Please work out how many lines in the material contain "Building" and give only that figure.

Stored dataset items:
--------------------

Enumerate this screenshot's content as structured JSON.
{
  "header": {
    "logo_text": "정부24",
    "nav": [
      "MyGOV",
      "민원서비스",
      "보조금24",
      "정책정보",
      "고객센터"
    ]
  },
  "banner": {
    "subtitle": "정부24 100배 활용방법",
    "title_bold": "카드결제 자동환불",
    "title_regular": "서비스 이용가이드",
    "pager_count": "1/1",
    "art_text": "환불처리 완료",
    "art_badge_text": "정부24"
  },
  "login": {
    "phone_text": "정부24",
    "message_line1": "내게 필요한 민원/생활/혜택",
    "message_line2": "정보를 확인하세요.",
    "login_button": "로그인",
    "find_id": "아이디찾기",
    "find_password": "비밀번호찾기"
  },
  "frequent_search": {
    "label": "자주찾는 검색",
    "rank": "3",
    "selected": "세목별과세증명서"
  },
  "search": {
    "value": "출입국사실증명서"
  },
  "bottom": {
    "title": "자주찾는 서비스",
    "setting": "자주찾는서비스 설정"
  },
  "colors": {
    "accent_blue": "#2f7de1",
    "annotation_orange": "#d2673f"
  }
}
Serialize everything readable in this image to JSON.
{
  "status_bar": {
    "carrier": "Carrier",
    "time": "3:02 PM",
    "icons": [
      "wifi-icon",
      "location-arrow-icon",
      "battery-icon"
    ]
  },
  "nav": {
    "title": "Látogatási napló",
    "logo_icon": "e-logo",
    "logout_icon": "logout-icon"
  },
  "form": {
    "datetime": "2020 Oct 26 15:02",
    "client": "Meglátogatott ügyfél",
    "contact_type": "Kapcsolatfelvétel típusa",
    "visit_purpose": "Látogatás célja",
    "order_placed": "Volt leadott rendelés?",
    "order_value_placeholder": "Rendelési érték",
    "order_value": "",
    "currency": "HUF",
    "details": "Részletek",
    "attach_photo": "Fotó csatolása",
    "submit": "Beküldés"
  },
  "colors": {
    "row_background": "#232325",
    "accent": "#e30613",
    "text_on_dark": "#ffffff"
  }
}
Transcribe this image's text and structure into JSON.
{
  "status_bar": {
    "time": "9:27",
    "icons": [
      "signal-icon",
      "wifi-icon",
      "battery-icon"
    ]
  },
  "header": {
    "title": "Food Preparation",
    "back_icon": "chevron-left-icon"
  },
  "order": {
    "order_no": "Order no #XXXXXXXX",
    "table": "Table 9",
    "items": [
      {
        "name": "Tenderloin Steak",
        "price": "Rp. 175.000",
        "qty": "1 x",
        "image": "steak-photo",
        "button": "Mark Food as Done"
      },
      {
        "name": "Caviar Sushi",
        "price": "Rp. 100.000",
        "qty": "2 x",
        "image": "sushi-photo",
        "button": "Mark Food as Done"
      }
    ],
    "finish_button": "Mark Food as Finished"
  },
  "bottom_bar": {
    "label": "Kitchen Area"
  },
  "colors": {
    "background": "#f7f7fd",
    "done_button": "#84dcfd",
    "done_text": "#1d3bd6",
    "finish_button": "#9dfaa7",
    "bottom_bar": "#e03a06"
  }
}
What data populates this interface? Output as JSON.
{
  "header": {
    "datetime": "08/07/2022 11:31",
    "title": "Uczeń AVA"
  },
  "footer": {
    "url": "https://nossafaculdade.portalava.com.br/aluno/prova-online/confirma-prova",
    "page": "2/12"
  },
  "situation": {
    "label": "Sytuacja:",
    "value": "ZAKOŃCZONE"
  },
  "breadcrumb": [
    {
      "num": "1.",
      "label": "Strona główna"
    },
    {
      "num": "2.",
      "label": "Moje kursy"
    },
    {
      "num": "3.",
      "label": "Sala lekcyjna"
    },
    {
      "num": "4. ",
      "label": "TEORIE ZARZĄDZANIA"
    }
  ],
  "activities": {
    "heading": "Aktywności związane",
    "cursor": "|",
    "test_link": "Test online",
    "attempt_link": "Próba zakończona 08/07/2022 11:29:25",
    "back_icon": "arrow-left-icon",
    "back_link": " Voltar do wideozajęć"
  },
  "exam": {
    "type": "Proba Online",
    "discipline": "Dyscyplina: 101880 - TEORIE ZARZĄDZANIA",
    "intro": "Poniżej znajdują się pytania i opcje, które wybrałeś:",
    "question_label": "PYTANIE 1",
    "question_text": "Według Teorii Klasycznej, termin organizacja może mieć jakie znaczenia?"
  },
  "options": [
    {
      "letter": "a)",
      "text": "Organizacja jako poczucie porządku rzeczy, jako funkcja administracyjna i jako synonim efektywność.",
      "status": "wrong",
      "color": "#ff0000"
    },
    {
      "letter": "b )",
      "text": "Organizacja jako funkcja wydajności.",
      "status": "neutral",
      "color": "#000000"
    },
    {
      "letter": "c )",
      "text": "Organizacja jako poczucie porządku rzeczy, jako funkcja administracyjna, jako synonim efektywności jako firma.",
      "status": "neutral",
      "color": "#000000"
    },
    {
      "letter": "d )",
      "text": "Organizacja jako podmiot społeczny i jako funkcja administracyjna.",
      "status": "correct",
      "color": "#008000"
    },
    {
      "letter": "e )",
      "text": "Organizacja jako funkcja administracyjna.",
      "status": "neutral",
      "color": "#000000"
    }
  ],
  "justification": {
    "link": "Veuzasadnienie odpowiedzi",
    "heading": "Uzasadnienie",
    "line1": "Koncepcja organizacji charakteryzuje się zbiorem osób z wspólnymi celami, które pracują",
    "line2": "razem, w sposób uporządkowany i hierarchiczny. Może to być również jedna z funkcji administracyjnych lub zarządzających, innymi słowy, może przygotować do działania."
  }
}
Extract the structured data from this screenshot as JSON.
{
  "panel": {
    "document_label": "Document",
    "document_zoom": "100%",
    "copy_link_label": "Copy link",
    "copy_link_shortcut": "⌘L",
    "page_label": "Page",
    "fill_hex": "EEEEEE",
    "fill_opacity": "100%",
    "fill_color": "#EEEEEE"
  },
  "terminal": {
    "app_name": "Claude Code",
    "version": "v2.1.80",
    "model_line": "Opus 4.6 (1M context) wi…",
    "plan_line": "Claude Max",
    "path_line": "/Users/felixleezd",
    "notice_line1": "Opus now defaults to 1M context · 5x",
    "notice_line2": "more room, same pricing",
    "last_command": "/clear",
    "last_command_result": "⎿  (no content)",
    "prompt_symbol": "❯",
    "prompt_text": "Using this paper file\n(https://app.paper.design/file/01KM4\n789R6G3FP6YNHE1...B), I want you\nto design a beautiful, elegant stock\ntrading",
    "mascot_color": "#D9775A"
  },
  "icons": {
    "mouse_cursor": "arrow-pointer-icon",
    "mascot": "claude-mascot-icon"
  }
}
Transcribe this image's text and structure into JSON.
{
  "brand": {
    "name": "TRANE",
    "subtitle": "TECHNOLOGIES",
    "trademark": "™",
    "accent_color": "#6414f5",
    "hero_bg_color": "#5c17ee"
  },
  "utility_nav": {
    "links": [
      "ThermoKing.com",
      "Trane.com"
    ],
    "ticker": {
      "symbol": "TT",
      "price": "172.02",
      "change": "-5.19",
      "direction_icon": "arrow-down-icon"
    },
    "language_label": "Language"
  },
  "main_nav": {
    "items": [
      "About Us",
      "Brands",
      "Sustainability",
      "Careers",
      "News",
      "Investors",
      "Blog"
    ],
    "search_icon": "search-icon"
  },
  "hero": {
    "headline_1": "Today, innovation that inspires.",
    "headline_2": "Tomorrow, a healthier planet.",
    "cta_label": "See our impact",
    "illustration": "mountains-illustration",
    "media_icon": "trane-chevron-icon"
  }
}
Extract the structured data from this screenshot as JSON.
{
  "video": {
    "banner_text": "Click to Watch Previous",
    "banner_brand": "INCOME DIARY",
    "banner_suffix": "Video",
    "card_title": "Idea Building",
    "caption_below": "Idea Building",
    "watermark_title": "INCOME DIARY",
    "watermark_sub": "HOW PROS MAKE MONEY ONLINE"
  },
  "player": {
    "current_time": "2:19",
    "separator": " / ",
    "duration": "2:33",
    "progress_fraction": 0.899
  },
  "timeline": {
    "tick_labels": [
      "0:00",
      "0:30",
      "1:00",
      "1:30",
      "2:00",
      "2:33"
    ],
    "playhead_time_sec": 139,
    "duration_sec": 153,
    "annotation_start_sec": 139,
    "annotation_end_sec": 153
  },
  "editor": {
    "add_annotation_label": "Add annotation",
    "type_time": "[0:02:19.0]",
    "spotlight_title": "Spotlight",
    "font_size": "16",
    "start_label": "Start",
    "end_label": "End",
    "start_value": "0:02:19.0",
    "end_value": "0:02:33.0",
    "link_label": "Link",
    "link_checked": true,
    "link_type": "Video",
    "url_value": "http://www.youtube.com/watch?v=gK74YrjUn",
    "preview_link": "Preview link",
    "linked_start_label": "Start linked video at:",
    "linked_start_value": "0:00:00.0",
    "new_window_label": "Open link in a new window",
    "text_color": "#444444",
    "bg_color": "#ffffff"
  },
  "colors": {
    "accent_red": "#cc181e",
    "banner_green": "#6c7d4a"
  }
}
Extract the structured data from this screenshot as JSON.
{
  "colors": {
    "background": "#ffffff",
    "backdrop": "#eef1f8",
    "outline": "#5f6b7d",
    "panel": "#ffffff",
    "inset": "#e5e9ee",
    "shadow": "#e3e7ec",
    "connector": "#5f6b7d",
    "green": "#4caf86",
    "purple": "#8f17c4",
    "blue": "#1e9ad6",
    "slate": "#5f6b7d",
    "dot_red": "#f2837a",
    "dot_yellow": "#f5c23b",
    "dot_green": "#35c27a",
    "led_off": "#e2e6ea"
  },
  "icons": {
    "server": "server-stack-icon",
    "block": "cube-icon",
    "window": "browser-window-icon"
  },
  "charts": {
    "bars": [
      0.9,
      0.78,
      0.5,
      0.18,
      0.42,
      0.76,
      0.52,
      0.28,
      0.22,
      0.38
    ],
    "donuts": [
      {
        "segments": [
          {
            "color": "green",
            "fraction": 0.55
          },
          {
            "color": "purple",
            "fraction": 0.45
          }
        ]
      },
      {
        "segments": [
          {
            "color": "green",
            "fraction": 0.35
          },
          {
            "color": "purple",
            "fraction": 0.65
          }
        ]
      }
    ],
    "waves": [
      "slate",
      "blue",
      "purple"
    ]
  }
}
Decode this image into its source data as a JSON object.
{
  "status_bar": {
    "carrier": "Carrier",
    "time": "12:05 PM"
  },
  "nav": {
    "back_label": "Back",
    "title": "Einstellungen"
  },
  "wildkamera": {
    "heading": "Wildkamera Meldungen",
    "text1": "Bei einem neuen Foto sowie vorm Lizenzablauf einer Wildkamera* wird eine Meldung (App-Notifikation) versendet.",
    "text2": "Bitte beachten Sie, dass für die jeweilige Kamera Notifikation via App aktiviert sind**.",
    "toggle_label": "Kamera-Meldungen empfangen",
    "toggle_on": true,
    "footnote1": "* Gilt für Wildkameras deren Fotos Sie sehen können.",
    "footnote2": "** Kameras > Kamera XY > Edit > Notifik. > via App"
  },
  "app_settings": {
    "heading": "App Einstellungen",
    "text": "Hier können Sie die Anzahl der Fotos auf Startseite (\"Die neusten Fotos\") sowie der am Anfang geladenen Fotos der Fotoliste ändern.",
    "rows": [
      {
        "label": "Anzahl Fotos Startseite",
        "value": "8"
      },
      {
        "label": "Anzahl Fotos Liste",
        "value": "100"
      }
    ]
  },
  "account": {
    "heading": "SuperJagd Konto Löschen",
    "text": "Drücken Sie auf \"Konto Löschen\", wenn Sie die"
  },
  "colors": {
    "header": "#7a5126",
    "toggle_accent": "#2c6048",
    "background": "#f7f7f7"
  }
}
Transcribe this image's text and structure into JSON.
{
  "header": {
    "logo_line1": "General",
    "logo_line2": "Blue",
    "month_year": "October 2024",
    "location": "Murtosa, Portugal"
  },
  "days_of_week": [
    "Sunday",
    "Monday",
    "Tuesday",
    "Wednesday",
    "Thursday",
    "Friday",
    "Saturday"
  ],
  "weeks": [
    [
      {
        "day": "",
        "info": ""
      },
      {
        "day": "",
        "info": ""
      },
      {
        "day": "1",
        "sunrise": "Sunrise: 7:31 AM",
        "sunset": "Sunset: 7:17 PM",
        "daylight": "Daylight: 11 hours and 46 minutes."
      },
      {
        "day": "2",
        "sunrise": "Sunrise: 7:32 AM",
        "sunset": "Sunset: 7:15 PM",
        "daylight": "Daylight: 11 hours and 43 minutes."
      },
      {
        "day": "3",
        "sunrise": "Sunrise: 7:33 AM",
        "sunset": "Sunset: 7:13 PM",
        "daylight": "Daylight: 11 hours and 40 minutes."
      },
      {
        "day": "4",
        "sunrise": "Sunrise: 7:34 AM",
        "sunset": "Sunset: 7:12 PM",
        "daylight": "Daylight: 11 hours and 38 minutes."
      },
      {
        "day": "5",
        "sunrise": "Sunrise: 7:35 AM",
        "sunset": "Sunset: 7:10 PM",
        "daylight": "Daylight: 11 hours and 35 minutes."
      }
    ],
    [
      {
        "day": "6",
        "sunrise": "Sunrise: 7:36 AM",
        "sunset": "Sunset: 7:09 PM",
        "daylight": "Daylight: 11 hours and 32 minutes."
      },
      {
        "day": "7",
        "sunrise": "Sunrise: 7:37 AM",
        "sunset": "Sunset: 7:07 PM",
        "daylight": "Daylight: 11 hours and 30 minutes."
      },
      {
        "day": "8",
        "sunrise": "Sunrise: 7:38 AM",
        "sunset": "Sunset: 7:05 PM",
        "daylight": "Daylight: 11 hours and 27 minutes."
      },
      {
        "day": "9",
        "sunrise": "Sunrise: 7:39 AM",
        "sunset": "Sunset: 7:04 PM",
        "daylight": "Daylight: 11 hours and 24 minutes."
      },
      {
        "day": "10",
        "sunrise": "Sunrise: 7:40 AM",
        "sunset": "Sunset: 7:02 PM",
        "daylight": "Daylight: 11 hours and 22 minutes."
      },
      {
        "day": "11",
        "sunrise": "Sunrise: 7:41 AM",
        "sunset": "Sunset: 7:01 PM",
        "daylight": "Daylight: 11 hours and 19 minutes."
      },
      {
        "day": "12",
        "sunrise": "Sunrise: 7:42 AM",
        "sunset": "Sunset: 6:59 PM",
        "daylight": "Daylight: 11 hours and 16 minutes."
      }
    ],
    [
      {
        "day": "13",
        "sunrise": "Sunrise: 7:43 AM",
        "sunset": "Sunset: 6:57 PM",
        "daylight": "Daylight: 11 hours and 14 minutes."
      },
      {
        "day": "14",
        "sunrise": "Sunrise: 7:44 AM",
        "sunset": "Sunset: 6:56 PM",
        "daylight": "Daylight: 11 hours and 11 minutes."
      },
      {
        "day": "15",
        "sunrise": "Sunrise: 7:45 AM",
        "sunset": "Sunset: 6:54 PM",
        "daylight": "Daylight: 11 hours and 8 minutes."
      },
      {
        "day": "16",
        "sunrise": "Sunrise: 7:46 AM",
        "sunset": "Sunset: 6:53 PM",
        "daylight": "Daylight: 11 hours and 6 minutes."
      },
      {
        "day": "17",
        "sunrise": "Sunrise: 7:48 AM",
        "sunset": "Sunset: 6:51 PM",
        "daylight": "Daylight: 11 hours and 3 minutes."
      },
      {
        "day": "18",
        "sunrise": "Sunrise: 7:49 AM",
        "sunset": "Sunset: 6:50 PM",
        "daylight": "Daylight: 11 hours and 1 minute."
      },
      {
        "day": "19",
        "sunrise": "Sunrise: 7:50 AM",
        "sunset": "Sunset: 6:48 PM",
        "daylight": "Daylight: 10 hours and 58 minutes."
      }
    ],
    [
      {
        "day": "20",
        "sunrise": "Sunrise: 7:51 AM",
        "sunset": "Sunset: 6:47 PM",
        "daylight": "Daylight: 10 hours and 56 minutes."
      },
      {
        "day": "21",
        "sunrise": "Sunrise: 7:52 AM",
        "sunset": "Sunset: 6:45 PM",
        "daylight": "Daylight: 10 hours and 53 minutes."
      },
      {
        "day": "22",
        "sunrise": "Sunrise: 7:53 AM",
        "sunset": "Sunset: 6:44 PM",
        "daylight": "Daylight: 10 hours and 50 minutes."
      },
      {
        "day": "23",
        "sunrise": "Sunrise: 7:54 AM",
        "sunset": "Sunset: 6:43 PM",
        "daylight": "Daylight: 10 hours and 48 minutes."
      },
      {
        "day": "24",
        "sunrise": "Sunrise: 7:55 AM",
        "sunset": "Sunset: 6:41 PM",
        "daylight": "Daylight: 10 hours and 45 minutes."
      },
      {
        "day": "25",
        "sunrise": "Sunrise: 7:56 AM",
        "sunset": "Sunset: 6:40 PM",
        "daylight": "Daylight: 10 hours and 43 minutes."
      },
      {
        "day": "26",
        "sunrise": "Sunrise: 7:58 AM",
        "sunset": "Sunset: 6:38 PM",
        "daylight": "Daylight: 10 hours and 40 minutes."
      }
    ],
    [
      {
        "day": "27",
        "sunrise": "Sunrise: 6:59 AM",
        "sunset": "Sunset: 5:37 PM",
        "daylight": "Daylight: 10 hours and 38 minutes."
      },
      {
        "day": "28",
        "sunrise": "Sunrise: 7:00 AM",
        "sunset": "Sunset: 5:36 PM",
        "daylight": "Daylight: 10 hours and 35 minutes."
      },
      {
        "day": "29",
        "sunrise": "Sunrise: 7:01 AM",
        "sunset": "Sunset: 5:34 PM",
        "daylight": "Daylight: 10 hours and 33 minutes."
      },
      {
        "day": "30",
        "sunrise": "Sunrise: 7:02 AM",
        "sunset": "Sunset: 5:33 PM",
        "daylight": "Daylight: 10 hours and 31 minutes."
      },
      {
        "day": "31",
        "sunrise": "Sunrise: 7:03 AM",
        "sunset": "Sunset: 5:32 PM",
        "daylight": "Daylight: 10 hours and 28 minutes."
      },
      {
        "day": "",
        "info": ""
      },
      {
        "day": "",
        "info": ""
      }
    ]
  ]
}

--------------------

■ Response to the task ■
2